* GIVEN INSTRUCTION: Reproduce the complete listing without any deviation.

* DATA LISTING:

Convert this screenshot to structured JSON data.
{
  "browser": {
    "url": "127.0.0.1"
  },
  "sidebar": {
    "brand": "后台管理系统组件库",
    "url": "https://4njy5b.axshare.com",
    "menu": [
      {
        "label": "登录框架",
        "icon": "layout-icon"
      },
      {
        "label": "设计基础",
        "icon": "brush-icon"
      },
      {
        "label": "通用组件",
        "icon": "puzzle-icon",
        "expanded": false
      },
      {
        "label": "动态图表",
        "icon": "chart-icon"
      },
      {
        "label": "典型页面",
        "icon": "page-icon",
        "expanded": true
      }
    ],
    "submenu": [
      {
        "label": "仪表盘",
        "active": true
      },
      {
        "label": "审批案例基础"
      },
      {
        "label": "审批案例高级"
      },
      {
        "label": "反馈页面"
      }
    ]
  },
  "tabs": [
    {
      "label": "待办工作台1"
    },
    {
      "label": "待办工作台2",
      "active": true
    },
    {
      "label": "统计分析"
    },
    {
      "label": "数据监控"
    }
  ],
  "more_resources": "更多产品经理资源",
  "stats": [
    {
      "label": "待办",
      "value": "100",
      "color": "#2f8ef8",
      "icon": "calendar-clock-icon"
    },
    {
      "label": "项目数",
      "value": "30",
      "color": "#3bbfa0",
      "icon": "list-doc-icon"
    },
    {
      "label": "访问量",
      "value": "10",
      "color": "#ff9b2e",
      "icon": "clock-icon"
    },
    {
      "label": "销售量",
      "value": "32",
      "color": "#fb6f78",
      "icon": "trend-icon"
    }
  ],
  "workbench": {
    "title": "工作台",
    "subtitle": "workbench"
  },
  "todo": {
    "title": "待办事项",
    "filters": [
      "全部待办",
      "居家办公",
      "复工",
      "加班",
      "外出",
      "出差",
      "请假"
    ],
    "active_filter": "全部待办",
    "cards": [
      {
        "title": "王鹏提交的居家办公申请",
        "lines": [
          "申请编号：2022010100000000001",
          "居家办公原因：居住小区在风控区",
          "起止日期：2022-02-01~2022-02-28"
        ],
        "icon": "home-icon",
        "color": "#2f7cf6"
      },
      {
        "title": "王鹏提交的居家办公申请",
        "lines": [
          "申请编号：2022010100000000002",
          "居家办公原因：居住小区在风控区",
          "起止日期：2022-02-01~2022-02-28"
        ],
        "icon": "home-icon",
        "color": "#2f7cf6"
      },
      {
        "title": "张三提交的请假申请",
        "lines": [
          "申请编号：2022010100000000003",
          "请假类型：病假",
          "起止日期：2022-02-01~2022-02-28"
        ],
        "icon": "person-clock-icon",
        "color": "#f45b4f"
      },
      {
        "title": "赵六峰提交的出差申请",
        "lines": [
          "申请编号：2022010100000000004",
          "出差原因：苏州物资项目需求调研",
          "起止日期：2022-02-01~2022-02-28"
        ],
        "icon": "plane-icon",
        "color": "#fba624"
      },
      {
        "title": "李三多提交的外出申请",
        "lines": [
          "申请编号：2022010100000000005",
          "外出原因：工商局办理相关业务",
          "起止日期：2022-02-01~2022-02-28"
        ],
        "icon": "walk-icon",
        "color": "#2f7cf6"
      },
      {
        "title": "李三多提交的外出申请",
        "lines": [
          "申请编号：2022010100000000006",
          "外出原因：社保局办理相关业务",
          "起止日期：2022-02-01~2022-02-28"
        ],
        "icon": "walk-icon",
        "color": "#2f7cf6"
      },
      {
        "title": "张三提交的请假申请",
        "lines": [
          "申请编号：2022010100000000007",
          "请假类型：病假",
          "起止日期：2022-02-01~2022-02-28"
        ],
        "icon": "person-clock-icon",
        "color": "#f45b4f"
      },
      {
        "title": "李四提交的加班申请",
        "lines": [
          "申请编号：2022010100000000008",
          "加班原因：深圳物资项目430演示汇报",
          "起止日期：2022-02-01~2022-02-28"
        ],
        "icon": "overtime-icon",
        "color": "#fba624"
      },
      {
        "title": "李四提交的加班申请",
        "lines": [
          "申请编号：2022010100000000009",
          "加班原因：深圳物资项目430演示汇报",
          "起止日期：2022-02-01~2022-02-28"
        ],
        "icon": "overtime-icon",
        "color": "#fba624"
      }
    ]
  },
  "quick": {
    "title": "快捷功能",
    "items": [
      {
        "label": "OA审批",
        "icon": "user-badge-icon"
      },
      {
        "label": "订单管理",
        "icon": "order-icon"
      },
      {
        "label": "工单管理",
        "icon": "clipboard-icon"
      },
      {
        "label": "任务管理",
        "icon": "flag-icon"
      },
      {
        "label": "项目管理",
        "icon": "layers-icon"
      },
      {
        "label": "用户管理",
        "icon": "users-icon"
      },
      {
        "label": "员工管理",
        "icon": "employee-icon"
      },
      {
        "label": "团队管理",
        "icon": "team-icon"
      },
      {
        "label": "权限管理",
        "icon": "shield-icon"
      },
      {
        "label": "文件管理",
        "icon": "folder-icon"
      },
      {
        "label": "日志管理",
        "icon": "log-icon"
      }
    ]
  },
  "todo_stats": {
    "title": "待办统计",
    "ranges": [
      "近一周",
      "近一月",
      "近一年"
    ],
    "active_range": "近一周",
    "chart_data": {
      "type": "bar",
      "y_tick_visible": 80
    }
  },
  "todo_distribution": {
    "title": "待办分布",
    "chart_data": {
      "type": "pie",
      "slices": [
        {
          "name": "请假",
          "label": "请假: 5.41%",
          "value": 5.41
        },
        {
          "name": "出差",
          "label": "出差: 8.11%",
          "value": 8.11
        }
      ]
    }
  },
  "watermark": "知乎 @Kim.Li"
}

* RESPONSE:
Convert this screenshot to structured JSON data.
{
  "browser": {
    "url": "127.0.0.1"
  },
  "sidebar": {
    "brand": "后台管理系统组件库",
    "url": "https://4njy5b.axshare.com",
    "menu": [
      {
        "label": "登录框架",
        "icon": "layout-icon"
      },
      {
        "label": "设计基础",
        "icon": "brush-icon"
      },
      {
        "label": "通用组件",
        "icon": "puzzle-icon",
        "expanded": false
      },
      {
        "label": "动态图表",
        "icon": "chart-icon"
      },
      {
        "label": "典型页面",
        "icon": "page-icon",
        "expanded": true
      }
    ],
    "submenu": [
      {
        "label": "仪表盘",
        "active": true
      },
      {
        "label": "审批案例基础"
      },
      {
        "label": "审批案例高级"
      },
      {
        "label": "反馈页面"
      }
    ]
  },
  "tabs": [
    {
      "label": "待办工作台1"
    },
    {
      "label": "待办工作台2",
      "active": true
    },
    {
      "label": "统计分析"
    },
    {
      "label": "数据监控"
    }
  ],
  "more_resources": "更多产品经理资源",
  "stats": [
    {
      "label": "待办",
      "value": "100",
      "color": "#2f8ef8",
      "icon": "calendar-clock-icon"
    },
    {
      "label": "项目数",
      "value": "30",
      "color": "#3bbfa0",
      "icon": "list-doc-icon"
    },
    {
      "label": "访问量",
      "value": "10",
      "color": "#ff9b2e",
      "icon": "clock-icon"
    },
    {
      "label": "销售量",
      "value": "32",
      "color": "#fb6f78",
      "icon": "trend-icon"
    }
  ],
  "workbench": {
    "title": "工作台",
    "subtitle": "workbench"
  },
  "todo": {
    "title": "待办事项",
    "filters": [
      "全部待办",
      "居家办公",
      "复工",
      "加班",
      "外出",
      "出差",
      "请假"
    ],
    "active_filter": "全部待办",
    "cards": [
      {
        "title": "王鹏提交的居家办公申请",
        "lines": [
          "申请编号：2022010100000000001",
          "居家办公原因：居住小区在风控区",
          "起止日期：2022-02-01~2022-02-28"
        ],
        "icon": "home-icon",
        "color": "#2f7cf6"
      },
      {
        "title": "王鹏提交的居家办公申请",
        "lines": [
          "申请编号：2022010100000000002",
          "居家办公原因：居住小区在风控区",
          "起止日期：2022-02-01~2022-02-28"
        ],
        "icon": "home-icon",
        "color": "#2f7cf6"
      },
      {
        "title": "张三提交的请假申请",
        "lines": [
          "申请编号：2022010100000000003",
          "请假类型：病假",
          "起止日期：2022-02-01~2022-02-28"
        ],
        "icon": "person-clock-icon",
        "color": "#f45b4f"
      },
      {
        "title": "赵六峰提交的出差申请",
        "lines": [
          "申请编号：2022010100000000004",
          "出差原因：苏州物资项目需求调研",
          "起止日期：2022-02-01~2022-02-28"
        ],
        "icon": "plane-icon",
        "color": "#fba624"
      },
      {
        "title": "李三多提交的外出申请",
        "lines": [
          "申请编号：2022010100000000005",
          "外出原因：工商局办理相关业务",
          "起止日期：2022-02-01~2022-02-28"
        ],
        "icon": "walk-icon",
        "color": "#2f7cf6"
      },
      {
        "title": "李三多提交的外出申请",
        "lines": [
          "申请编号：2022010100000000006",
          "外出原因：社保局办理相关业务",
          "起止日期：2022-02-01~2022-02-28"
        ],
        "icon": "walk-icon",
        "color": "#2f7cf6"
      },
      {
        "title": "张三提交的请假申请",
        "lines": [
          "申请编号：2022010100000000007",
          "请假类型：病假",
          "起止日期：2022-02-01~2022-02-28"
        ],
        "icon": "person-clock-icon",
        "color": "#f45b4f"
      },
      {
        "title": "李四提交的加班申请",
        "lines": [
          "申请编号：2022010100000000008",
          "加班原因：深圳物资项目430演示汇报",
          "起止日期：2022-02-01~2022-02-28"
        ],
        "icon": "overtime-icon",
        "color": "#fba624"
      },
      {
        "title": "李四提交的加班申请",
        "lines": [
          "申请编号：2022010100000000009",
          "加班原因：深圳物资项目430演示汇报",
          "起止日期：2022-02-01~2022-02-28"
        ],
        "icon": "overtime-icon",
        "color": "#fba624"
      }
    ]
  },
  "quick": {
    "title": "快捷功能",
    "items": [
      {
        "label": "OA审批",
        "icon": "user-badge-icon"
      },
      {
        "label": "订单管理",
        "icon": "order-icon"
      },
      {
        "label": "工单管理",
        "icon": "clipboard-icon"
      },
      {
        "label": "任务管理",
        "icon": "flag-icon"
      },
      {
        "label": "项目管理",
        "icon": "layers-icon"
      },
      {
        "label": "用户管理",
        "icon": "users-icon"
      },
      {
        "label": "员工管理",
        "icon": "employee-icon"
      },
      {
        "label": "团队管理",
        "icon": "team-icon"
      },
      {
        "label": "权限管理",
        "icon": "shield-icon"
      },
      {
        "label": "文件管理",
        "icon": "folder-icon"
      },
      {
        "label": "日志管理",
        "icon": "log-icon"
      }
    ]
  },
  "todo_stats": {
    "title": "待办统计",
    "ranges": [
      "近一周",
      "近一月",
      "近一年"
    ],
    "active_range": "近一周",
    "chart_data": {
      "type": "bar",
      "y_tick_visible": 80
    }
  },
  "todo_distribution": {
    "title": "待办分布",
    "chart_data": {
      "type": "pie",
      "slices": [
        {
          "name": "请假",
          "label": "请假: 5.41%",
          "value": 5.41
        },
        {
          "name": "出差",
          "label": "出差: 8.11%",
          "value": 8.11
        }
      ]
    }
  },
  "watermark": "知乎 @Kim.Li"
}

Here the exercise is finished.